#### Work required
Exactly as they appear, output all of the entries.

Dataset excerpt
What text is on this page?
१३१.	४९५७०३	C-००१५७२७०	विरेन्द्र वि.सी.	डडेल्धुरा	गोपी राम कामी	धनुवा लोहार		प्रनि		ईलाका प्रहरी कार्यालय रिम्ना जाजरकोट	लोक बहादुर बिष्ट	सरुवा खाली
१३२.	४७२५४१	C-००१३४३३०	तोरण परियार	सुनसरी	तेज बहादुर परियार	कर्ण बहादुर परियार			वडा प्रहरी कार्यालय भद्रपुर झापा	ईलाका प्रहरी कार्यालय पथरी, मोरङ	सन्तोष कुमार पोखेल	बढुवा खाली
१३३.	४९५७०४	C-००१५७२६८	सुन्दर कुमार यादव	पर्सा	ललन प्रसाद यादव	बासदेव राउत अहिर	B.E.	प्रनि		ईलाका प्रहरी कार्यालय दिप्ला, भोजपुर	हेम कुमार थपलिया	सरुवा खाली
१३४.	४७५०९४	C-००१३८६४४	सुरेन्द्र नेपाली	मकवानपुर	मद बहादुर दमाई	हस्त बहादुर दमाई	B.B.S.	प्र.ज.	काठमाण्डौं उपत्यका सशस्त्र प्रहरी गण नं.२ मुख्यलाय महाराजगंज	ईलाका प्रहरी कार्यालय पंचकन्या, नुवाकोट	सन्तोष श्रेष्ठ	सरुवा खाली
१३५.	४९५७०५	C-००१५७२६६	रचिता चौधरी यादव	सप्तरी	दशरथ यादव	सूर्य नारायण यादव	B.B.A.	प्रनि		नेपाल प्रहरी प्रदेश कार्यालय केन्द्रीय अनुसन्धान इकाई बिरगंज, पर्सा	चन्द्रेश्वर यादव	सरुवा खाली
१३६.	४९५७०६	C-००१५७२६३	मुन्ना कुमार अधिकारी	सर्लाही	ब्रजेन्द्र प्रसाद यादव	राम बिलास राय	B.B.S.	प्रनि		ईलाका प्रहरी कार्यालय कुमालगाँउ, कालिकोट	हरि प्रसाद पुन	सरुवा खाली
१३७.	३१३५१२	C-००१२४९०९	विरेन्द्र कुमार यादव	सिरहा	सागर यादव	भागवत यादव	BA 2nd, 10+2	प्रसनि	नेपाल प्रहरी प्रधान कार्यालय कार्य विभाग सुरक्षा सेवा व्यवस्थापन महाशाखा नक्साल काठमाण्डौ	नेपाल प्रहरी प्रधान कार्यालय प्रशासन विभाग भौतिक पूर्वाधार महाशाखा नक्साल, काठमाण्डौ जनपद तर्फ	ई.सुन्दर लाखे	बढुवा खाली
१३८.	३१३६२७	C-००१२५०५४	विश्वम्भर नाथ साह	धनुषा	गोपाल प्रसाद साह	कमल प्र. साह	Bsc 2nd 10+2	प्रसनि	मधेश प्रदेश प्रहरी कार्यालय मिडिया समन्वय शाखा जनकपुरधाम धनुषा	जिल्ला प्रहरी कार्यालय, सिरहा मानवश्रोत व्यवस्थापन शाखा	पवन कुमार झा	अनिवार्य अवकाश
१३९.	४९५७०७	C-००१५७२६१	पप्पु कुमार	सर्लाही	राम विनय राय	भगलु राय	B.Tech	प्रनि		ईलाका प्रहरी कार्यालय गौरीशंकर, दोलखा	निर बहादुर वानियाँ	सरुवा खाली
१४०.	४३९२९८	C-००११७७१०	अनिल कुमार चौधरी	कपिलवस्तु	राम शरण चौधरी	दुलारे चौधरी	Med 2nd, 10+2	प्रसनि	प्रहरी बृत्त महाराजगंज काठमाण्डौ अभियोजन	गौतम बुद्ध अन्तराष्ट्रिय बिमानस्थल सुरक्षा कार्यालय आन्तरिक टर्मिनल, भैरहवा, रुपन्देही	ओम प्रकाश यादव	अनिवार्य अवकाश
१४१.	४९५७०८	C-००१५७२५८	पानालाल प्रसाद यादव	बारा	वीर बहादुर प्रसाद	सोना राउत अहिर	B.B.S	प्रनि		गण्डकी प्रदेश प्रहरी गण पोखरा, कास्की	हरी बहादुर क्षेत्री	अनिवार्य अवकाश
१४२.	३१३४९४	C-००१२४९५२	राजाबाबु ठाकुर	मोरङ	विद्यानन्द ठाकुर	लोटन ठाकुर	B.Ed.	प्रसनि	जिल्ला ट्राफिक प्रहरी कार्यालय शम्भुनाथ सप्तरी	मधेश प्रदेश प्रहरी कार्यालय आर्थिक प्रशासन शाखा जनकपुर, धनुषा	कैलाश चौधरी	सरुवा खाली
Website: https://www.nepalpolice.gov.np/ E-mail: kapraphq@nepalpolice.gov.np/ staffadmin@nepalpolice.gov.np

#### Task response
What text is on this page?
१३१.	४९५७०३	C-००१५७२७०	विरेन्द्र वि.सी.	डडेल्धुरा	गोपी राम कामी	धनुवा लोहार		प्रनि		ईलाका प्रहरी कार्यालय रिम्ना जाजरकोट	लोक बहादुर बिष्ट	सरुवा खाली
१३२.	४७२५४१	C-००१३४३३०	तोरण परियार	सुनसरी	तेज बहादुर परियार	कर्ण बहादुर परियार			वडा प्रहरी कार्यालय भद्रपुर झापा	ईलाका प्रहरी कार्यालय पथरी, मोरङ	सन्तोष कुमार पोखेल	बढुवा खाली
१३३.	४९५७०४	C-००१५७२६८	सुन्दर कुमार यादव	पर्सा	ललन प्रसाद यादव	बासदेव राउत अहिर	B.E.	प्रनि		ईलाका प्रहरी कार्यालय दिप्ला, भोजपुर	हेम कुमार थपलिया	सरुवा खाली
१३४.	४७५०९४	C-००१३८६४४	सुरेन्द्र नेपाली	मकवानपुर	मद बहादुर दमाई	हस्त बहादुर दमाई	B.B.S.	प्र.ज.	काठमाण्डौं उपत्यका सशस्त्र प्रहरी गण नं.२ मुख्यलाय महाराजगंज	ईलाका प्रहरी कार्यालय पंचकन्या, नुवाकोट	सन्तोष श्रेष्ठ	सरुवा खाली
१३५.	४९५७०५	C-००१५७२६६	रचिता चौधरी यादव	सप्तरी	दशरथ यादव	सूर्य नारायण यादव	B.B.A.	प्रनि		नेपाल प्रहरी प्रदेश कार्यालय केन्द्रीय अनुसन्धान इकाई बिरगंज, पर्सा	चन्द्रेश्वर यादव	सरुवा खाली
१३६.	४९५७०६	C-००१५७२६३	मुन्ना कुमार अधिकारी	सर्लाही	ब्रजेन्द्र प्रसाद यादव	राम बिलास राय	B.B.S.	प्रनि		ईलाका प्रहरी कार्यालय कुमालगाँउ, कालिकोट	हरि प्रसाद पुन	सरुवा खाली
१३७.	३१३५१२	C-००१२४९०९	विरेन्द्र कुमार यादव	सिरहा	सागर यादव	भागवत यादव	BA 2nd, 10+2	प्रसनि	नेपाल प्रहरी प्रधान कार्यालय कार्य विभाग सुरक्षा सेवा व्यवस्थापन महाशाखा नक्साल काठमाण्डौ	नेपाल प्रहरी प्रधान कार्यालय प्रशासन विभाग भौतिक पूर्वाधार महाशाखा नक्साल, काठमाण्डौ जनपद तर्फ	ई.सुन्दर लाखे	बढुवा खाली
१३८.	३१३६२७	C-००१२५०५४	विश्वम्भर नाथ साह	धनुषा	गोपाल प्रसाद साह	कमल प्र. साह	Bsc 2nd 10+2	प्रसनि	मधेश प्रदेश प्रहरी कार्यालय मिडिया समन्वय शाखा जनकपुरधाम धनुषा	जिल्ला प्रहरी कार्यालय, सिरहा मानवश्रोत व्यवस्थापन शाखा	पवन कुमार झा	अनिवार्य अवकाश
१३९.	४९५७०७	C-००१५७२६१	पप्पु कुमार	सर्लाही	राम विनय राय	भगलु राय	B.Tech	प्रनि		ईलाका प्रहरी कार्यालय गौरीशंकर, दोलखा	निर बहादुर वानियाँ	सरुवा खाली
१४०.	४३९२९८	C-००११७७१०	अनिल कुमार चौधरी	कपिलवस्तु	राम शरण चौधरी	दुलारे चौधरी	Med 2nd, 10+2	प्रसनि	प्रहरी बृत्त महाराजगंज काठमाण्डौ अभियोजन	गौतम बुद्ध अन्तराष्ट्रिय बिमानस्थल सुरक्षा कार्यालय आन्तरिक टर्मिनल, भैरहवा, रुपन्देही	ओम प्रकाश यादव	अनिवार्य अवकाश
१४१.	४९५७०८	C-००१५७२५८	पानालाल प्रसाद यादव	बारा	वीर बहादुर प्रसाद	सोना राउत अहिर	B.B.S	प्रनि		गण्डकी प्रदेश प्रहरी गण पोखरा, कास्की	हरी बहादुर क्षेत्री	अनिवार्य अवकाश
१४२.	३१३४९४	C-००१२४९५२	राजाबाबु ठाकुर	मोरङ	विद्यानन्द ठाकुर	लोटन ठाकुर	B.Ed.	प्रसनि	जिल्ला ट्राफिक प्रहरी कार्यालय शम्भुनाथ सप्तरी	मधेश प्रदेश प्रहरी कार्यालय आर्थिक प्रशासन शाखा जनकपुर, धनुषा	कैलाश चौधरी	सरुवा खाली
Website: https://www.nepalpolice.gov.np/ E-mail: kapraphq@nepalpolice.gov.np/ staffadmin@nepalpolice.gov.np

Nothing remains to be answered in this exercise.